#### Directive:
What follows are records. Restate all of them word for word.

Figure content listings
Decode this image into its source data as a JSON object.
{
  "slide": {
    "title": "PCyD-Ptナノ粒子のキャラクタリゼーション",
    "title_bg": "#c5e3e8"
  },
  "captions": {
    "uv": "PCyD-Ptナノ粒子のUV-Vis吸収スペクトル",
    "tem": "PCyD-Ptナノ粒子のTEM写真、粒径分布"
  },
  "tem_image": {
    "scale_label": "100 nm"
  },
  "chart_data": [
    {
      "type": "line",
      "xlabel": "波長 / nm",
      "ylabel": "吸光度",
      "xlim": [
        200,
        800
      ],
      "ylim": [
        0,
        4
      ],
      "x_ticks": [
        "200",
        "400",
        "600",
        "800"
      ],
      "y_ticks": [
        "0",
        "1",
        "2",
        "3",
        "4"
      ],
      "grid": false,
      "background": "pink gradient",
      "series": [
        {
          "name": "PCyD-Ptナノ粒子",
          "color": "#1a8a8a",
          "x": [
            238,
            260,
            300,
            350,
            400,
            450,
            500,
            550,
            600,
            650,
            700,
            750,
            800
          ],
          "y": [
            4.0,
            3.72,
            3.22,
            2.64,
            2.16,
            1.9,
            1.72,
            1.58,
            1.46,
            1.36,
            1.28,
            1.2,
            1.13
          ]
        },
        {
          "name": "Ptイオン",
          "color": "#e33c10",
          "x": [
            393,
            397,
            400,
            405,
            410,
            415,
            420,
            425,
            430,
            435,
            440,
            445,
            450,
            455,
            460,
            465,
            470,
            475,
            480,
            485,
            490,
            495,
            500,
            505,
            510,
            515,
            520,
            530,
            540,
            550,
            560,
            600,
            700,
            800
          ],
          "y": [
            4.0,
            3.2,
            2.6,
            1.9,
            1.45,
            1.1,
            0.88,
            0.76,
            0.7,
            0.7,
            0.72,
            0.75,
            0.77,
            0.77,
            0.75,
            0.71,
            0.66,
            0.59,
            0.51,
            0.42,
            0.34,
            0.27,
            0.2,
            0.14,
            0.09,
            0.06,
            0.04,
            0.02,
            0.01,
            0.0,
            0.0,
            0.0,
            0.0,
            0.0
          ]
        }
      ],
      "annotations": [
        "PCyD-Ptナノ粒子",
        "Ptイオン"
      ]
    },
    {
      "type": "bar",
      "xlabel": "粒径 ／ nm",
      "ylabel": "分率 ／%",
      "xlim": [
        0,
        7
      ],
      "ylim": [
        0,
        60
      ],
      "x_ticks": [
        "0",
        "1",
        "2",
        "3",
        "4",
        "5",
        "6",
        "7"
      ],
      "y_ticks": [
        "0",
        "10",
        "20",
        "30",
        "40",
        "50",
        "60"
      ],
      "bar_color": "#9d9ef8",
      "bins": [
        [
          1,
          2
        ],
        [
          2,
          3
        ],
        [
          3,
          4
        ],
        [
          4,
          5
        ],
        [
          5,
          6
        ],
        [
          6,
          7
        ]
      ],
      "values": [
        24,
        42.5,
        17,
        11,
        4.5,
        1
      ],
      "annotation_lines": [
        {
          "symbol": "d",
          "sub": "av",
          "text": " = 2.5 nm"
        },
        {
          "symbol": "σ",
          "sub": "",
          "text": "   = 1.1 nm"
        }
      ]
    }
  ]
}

#### Response:
Decode this image into its source data as a JSON object.
{
  "slide": {
    "title": "PCyD-Ptナノ粒子のキャラクタリゼーション",
    "title_bg": "#c5e3e8"
  },
  "captions": {
    "uv": "PCyD-Ptナノ粒子のUV-Vis吸収スペクトル",
    "tem": "PCyD-Ptナノ粒子のTEM写真、粒径分布"
  },
  "tem_image": {
    "scale_label": "100 nm"
  },
  "chart_data": [
    {
      "type": "line",
      "xlabel": "波長 / nm",
      "ylabel": "吸光度",
      "xlim": [
        200,
        800
      ],
      "ylim": [
        0,
        4
      ],
      "x_ticks": [
        "200",
        "400",
        "600",
        "800"
      ],
      "y_ticks": [
        "0",
        "1",
        "2",
        "3",
        "4"
      ],
      "grid": false,
      "background": "pink gradient",
      "series": [
        {
          "name": "PCyD-Ptナノ粒子",
          "color": "#1a8a8a",
          "x": [
            238,
            260,
            300,
            350,
            400,
            450,
            500,
            550,
            600,
            650,
            700,
            750,
            800
          ],
          "y": [
            4.0,
            3.72,
            3.22,
            2.64,
            2.16,
            1.9,
            1.72,
            1.58,
            1.46,
            1.36,
            1.28,
            1.2,
            1.13
          ]
        },
        {
          "name": "Ptイオン",
          "color": "#e33c10",
          "x": [
            393,
            397,
            400,
            405,
            410,
            415,
            420,
            425,
            430,
            435,
            440,
            445,
            450,
            455,
            460,
            465,
            470,
            475,
            480,
            485,
            490,
            495,
            500,
            505,
            510,
            515,
            520,
            530,
            540,
            550,
            560,
            600,
            700,
            800
          ],
          "y": [
            4.0,
            3.2,
            2.6,
            1.9,
            1.45,
            1.1,
            0.88,
            0.76,
            0.7,
            0.7,
            0.72,
            0.75,
            0.77,
            0.77,
            0.75,
            0.71,
            0.66,
            0.59,
            0.51,
            0.42,
            0.34,
            0.27,
            0.2,
            0.14,
            0.09,
            0.06,
            0.04,
            0.02,
            0.01,
            0.0,
            0.0,
            0.0,
            0.0,
            0.0
          ]
        }
      ],
      "annotations": [
        "PCyD-Ptナノ粒子",
        "Ptイオン"
      ]
    },
    {
      "type": "bar",
      "xlabel": "粒径 ／ nm",
      "ylabel": "分率 ／%",
      "xlim": [
        0,
        7
      ],
      "ylim": [
        0,
        60
      ],
      "x_ticks": [
        "0",
        "1",
        "2",
        "3",
        "4",
        "5",
        "6",
        "7"
      ],
      "y_ticks": [
        "0",
        "10",
        "20",
        "30",
        "40",
        "50",
        "60"
      ],
      "bar_color": "#9d9ef8",
      "bins": [
        [
          1,
          2
        ],
        [
          2,
          3
        ],
        [
          3,
          4
        ],
        [
          4,
          5
        ],
        [
          5,
          6
        ],
        [
          6,
          7
        ]
      ],
      "values": [
        24,
        42.5,
        17,
        11,
        4.5,
        1
      ],
      "annotation_lines": [
        {
          "symbol": "d",
          "sub": "av",
          "text": " = 2.5 nm"
        },
        {
          "symbol": "σ",
          "sub": "",
          "text": "   = 1.1 nm"
        }
      ]
    }
  ]
}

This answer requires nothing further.